* _Directions for this task_
Collect each line holding the string "text".
+++
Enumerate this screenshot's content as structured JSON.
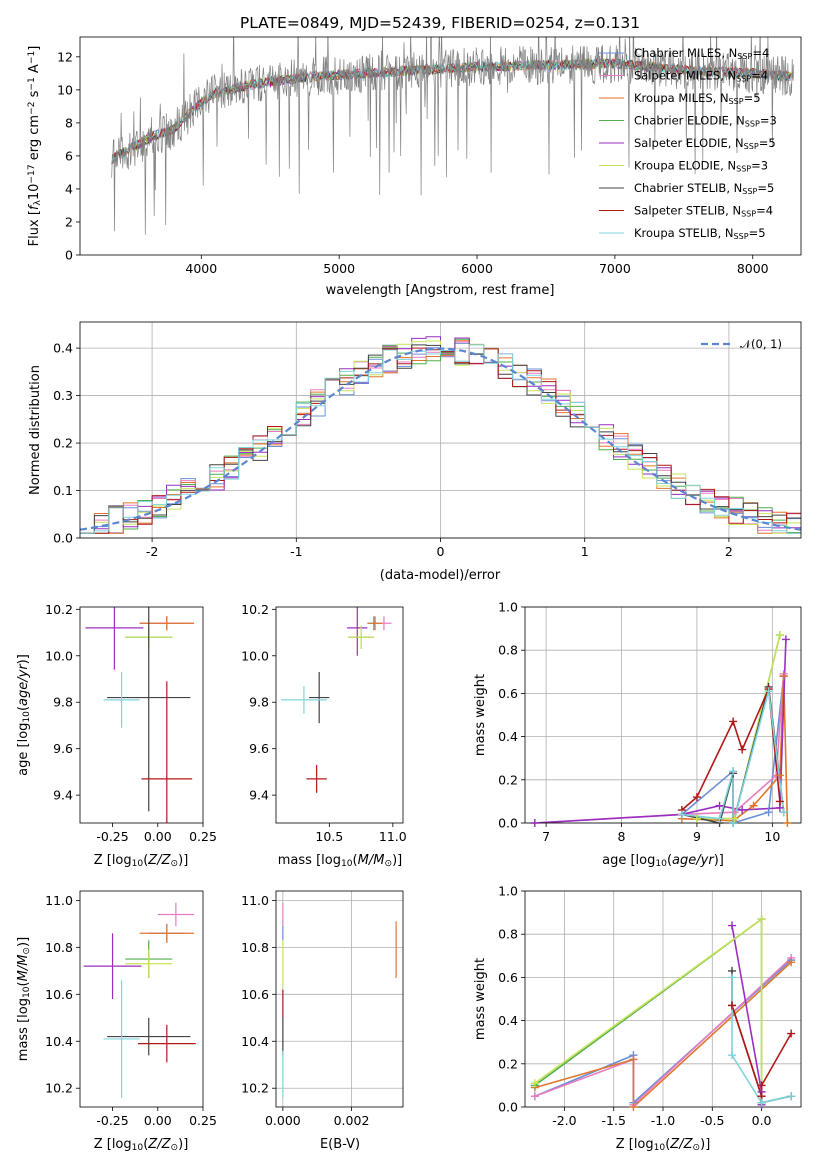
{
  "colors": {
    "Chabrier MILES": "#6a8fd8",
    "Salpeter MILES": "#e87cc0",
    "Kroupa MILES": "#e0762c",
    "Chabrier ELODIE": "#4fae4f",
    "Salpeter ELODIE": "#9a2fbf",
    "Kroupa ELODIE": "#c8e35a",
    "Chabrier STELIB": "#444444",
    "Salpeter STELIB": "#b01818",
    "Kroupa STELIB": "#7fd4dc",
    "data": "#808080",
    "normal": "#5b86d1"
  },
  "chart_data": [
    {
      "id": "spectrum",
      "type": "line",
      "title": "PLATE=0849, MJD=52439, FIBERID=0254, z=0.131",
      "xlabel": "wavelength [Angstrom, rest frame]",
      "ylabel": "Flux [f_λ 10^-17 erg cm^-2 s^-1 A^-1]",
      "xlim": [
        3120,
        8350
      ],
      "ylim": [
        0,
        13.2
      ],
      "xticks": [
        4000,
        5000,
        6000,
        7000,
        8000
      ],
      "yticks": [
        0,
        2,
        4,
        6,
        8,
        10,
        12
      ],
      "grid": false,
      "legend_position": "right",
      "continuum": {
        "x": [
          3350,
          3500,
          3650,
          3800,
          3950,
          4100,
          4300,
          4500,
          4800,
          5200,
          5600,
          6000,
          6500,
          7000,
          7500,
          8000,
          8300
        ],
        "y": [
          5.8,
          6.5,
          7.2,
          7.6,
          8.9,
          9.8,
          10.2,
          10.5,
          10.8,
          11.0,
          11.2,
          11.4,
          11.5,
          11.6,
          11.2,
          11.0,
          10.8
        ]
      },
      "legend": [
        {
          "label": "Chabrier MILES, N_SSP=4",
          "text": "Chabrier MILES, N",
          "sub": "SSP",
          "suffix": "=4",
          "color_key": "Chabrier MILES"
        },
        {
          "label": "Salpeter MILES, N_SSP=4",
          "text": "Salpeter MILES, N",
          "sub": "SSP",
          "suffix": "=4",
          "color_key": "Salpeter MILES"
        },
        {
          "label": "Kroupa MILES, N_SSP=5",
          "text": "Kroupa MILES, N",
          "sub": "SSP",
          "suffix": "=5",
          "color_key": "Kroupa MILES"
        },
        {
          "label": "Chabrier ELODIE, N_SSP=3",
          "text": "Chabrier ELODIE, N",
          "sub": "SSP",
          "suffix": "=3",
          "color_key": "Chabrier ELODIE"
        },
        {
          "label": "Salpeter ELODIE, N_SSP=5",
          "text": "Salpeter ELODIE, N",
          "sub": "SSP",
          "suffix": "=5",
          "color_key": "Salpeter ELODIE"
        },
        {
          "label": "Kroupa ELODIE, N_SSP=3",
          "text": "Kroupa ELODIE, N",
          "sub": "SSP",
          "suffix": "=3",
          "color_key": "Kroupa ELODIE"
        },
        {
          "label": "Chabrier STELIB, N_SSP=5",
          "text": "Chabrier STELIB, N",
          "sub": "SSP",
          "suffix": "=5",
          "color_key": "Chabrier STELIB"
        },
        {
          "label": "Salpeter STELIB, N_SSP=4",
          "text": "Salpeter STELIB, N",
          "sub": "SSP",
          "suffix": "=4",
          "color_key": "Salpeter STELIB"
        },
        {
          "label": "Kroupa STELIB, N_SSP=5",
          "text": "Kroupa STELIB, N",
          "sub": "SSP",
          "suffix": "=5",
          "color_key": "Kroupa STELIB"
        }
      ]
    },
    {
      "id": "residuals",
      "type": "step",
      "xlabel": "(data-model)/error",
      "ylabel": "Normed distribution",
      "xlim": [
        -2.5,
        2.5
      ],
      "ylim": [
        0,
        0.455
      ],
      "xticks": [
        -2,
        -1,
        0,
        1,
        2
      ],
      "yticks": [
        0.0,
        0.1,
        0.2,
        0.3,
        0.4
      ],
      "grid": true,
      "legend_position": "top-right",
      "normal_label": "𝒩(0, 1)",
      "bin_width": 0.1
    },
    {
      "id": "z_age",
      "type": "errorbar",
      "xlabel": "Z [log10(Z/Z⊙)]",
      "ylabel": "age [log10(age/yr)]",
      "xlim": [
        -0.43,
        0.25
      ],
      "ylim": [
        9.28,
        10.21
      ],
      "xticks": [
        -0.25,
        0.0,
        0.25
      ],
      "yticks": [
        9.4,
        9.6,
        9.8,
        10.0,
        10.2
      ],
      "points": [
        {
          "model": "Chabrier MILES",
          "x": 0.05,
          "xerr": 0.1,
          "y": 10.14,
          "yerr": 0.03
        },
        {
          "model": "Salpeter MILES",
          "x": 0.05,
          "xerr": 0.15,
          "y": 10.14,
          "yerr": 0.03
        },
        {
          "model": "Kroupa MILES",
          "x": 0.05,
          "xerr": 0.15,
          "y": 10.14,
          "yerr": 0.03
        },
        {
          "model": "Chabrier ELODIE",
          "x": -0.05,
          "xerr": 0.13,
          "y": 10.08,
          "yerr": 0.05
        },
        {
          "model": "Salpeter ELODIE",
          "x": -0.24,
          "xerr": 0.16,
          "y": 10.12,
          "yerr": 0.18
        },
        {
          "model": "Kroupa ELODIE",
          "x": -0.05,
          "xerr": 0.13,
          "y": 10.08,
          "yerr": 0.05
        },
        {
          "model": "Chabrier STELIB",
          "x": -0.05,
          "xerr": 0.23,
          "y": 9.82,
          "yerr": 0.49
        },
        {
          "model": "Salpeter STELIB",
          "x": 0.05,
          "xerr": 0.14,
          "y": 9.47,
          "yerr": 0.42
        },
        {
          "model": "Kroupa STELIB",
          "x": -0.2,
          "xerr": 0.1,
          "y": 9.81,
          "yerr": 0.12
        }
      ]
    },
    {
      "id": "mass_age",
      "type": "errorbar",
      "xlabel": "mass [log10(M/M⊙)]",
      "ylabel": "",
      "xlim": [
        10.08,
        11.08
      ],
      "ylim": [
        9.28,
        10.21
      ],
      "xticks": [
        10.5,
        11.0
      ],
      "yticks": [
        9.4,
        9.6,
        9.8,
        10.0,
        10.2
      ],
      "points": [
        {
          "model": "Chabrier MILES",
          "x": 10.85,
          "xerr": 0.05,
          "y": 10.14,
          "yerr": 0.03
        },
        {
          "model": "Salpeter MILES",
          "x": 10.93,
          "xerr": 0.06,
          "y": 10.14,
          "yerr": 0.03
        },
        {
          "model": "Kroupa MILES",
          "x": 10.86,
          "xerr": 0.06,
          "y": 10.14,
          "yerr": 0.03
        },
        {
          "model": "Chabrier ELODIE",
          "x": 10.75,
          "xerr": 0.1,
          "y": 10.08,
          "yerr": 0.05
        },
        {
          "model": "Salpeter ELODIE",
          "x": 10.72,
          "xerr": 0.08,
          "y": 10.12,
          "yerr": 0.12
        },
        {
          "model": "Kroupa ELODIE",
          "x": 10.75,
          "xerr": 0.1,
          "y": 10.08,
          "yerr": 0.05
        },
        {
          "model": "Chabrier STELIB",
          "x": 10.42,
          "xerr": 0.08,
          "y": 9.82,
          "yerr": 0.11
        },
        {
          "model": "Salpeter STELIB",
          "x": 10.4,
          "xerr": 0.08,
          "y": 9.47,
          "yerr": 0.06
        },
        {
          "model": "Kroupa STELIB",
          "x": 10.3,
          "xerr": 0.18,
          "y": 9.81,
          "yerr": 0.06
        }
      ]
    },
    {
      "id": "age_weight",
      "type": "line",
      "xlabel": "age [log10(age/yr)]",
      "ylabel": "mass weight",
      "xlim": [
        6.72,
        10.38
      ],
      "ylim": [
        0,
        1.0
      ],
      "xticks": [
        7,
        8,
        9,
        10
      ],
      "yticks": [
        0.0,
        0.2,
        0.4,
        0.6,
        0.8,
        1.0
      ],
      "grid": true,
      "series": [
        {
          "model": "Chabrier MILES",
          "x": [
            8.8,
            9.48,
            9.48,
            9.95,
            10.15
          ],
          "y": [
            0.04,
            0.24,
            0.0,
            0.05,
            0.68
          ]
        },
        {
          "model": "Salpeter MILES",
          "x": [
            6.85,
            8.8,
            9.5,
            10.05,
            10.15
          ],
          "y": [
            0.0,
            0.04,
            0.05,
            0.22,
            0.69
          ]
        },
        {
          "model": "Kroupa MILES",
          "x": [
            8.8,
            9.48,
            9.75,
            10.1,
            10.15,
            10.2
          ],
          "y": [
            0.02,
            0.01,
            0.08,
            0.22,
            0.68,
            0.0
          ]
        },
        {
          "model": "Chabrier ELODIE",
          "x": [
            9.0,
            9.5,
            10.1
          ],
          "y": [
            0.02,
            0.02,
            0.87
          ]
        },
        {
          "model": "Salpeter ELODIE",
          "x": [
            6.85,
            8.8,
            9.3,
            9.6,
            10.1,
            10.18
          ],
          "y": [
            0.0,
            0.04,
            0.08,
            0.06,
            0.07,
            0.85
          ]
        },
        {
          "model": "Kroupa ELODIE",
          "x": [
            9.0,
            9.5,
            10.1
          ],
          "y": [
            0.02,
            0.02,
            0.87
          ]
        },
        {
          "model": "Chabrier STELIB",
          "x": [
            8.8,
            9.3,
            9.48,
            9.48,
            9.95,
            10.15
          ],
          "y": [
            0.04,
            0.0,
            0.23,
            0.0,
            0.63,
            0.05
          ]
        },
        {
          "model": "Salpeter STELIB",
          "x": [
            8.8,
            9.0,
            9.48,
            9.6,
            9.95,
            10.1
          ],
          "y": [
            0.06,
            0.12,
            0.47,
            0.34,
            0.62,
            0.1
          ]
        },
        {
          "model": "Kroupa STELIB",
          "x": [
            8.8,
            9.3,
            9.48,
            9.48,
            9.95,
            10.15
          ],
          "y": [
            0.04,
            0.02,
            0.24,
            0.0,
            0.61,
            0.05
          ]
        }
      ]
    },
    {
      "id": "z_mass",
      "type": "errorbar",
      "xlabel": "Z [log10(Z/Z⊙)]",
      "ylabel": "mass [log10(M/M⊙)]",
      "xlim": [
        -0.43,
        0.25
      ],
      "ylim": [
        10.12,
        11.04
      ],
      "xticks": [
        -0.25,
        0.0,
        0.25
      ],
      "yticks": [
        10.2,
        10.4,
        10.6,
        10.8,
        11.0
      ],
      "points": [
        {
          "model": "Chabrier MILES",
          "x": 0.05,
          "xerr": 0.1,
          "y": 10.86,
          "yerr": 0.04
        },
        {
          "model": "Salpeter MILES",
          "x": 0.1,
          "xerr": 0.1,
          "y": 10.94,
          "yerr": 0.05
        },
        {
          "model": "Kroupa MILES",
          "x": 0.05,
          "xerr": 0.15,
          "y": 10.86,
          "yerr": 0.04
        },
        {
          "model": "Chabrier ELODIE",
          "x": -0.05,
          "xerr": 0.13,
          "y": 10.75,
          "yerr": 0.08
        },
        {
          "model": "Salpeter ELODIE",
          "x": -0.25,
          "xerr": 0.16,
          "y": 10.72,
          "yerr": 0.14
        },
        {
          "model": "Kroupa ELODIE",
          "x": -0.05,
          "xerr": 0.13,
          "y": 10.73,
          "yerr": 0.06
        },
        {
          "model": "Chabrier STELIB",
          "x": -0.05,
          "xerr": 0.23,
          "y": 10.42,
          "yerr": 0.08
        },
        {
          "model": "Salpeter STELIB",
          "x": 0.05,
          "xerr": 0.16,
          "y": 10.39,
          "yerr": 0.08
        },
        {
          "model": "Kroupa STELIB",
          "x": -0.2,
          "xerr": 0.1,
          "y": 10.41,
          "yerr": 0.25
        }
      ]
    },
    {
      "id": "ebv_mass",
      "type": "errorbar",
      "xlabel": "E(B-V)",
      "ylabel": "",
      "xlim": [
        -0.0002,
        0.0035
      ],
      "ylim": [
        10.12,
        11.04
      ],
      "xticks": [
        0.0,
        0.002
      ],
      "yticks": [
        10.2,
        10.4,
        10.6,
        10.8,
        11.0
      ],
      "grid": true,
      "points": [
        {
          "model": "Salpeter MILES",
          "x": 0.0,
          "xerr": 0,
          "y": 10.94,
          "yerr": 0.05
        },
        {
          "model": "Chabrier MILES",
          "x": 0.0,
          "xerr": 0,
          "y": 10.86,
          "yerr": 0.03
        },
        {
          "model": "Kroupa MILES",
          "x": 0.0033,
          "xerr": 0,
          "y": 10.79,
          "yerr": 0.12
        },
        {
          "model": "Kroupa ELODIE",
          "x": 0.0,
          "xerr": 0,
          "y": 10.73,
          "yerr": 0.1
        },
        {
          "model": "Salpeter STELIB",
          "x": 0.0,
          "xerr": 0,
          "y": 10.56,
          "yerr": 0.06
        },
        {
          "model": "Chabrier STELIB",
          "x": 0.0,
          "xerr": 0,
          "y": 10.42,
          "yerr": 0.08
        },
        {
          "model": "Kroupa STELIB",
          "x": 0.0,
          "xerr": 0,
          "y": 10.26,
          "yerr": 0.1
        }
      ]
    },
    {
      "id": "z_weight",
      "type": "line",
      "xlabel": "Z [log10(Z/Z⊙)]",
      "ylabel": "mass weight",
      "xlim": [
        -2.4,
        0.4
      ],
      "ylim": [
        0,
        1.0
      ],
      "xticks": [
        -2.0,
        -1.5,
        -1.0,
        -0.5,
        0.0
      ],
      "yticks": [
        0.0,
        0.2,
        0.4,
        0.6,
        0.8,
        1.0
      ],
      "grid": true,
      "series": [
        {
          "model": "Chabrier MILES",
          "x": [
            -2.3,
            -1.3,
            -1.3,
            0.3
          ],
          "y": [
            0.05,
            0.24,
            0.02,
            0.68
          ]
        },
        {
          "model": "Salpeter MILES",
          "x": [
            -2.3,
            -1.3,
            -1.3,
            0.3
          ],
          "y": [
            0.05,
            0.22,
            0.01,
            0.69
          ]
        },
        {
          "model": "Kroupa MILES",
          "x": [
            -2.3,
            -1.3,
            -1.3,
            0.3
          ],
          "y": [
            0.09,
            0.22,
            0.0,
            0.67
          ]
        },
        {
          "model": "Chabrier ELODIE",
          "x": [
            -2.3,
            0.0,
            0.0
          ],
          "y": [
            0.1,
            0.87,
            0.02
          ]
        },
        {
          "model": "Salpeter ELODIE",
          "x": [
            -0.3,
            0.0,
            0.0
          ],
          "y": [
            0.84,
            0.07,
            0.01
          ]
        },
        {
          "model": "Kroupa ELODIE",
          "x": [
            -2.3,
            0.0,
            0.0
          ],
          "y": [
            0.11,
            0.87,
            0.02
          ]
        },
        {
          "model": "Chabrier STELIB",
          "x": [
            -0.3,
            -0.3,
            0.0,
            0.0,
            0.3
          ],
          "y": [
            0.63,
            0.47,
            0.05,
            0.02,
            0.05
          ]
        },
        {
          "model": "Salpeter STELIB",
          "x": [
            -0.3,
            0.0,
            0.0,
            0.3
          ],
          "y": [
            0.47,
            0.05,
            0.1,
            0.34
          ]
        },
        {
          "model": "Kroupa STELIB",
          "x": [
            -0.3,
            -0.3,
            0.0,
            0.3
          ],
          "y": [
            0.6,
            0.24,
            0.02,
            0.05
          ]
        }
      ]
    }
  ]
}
+++
* _Result of the exercise_
          "text": "Chabrier MILES, N",
          "text": "Salpeter MILES, N",
          "text": "Kroupa MILES, N",
          "text": "Chabrier ELODIE, N",
          "text": "Salpeter ELODIE, N",
          "text": "Kroupa ELODIE, N",
          "text": "Chabrier STELIB, N",
          "text": "Salpeter STELIB, N",
          "text": "Kroupa STELIB, N",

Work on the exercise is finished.